--- START ENTRIES SHOWN ---

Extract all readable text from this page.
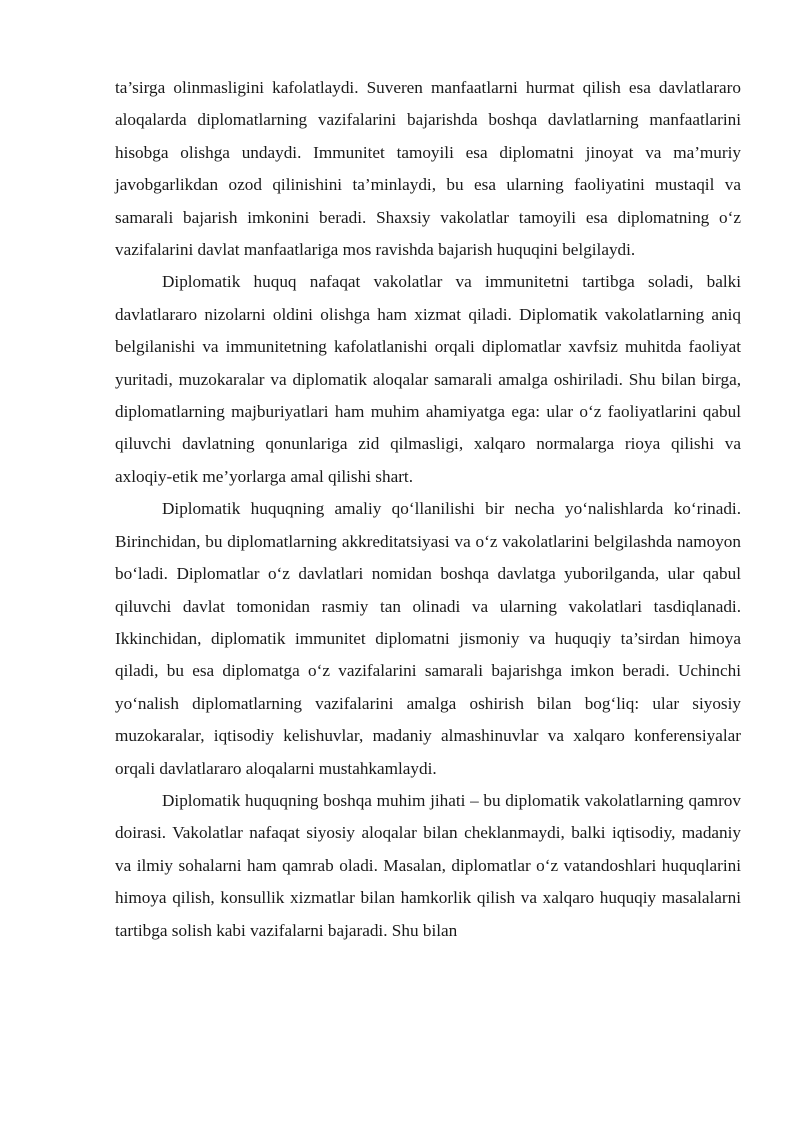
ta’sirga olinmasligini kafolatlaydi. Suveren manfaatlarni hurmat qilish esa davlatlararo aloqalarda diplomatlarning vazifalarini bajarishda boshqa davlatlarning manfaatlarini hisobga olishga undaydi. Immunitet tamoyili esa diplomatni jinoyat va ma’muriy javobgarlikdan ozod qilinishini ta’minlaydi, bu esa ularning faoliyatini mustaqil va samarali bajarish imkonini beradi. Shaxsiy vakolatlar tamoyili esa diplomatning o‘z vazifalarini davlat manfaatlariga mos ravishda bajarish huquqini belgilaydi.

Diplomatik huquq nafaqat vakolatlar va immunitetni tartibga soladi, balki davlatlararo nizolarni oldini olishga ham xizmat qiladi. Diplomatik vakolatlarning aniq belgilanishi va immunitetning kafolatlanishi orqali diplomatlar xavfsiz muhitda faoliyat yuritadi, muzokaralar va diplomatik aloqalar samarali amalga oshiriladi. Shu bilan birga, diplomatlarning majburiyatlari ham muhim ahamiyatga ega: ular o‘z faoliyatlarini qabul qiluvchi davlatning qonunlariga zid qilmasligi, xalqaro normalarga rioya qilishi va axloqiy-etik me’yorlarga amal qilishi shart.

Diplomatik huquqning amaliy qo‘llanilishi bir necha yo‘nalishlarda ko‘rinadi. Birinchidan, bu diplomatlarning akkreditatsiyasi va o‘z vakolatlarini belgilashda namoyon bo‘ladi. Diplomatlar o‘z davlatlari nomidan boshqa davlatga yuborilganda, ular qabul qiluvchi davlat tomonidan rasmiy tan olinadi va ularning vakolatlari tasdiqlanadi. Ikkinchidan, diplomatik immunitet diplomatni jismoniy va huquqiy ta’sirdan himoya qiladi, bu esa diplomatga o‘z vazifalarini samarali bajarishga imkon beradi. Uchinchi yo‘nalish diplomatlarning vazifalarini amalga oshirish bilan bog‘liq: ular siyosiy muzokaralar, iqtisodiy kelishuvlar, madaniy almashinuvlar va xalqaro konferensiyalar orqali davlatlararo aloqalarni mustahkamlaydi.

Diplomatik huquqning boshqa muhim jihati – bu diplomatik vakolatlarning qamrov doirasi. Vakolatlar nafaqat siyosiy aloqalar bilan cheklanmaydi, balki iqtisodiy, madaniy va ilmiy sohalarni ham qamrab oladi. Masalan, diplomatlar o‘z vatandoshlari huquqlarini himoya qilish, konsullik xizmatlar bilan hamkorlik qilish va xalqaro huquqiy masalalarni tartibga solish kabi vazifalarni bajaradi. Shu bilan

--- END ENTRIES SHOWN ---

TASK GOAL :: Copy out every line with the word "qabul".

FINISHED EXERCISE ::
Diplomatik huquq nafaqat vakolatlar va immunitetni tartibga soladi, balki davlatlararo nizolarni oldini olishga ham xizmat qiladi. Diplomatik vakolatlarning aniq belgilanishi va immunitetning kafolatlanishi orqali diplomatlar xavfsiz muhitda faoliyat yuritadi, muzokaralar va diplomatik aloqalar samarali amalga oshiriladi. Shu bilan birga, diplomatlarning majburiyatlari ham muhim ahamiyatga ega: ular o‘z faoliyatlarini qabul qiluvchi davlatning qonunlariga zid qilmasligi, xalqaro normalarga rioya qilishi va axloqiy-etik me’yorlarga amal qilishi shart.
Diplomatik huquqning amaliy qo‘llanilishi bir necha yo‘nalishlarda ko‘rinadi. Birinchidan, bu diplomatlarning akkreditatsiyasi va o‘z vakolatlarini belgilashda namoyon bo‘ladi. Diplomatlar o‘z davlatlari nomidan boshqa davlatga yuborilganda, ular qabul qiluvchi davlat tomonidan rasmiy tan olinadi va ularning vakolatlari tasdiqlanadi. Ikkinchidan, diplomatik immunitet diplomatni jismoniy va huquqiy ta’sirdan himoya qiladi, bu esa diplomatga o‘z vazifalarini samarali bajarishga imkon beradi. Uchinchi yo‘nalish diplomatlarning vazifalarini amalga oshirish bilan bog‘liq: ular siyosiy muzokaralar, iqtisodiy kelishuvlar, madaniy almashinuvlar va xalqaro konferensiyalar orqali davlatlararo aloqalarni mustahkamlaydi.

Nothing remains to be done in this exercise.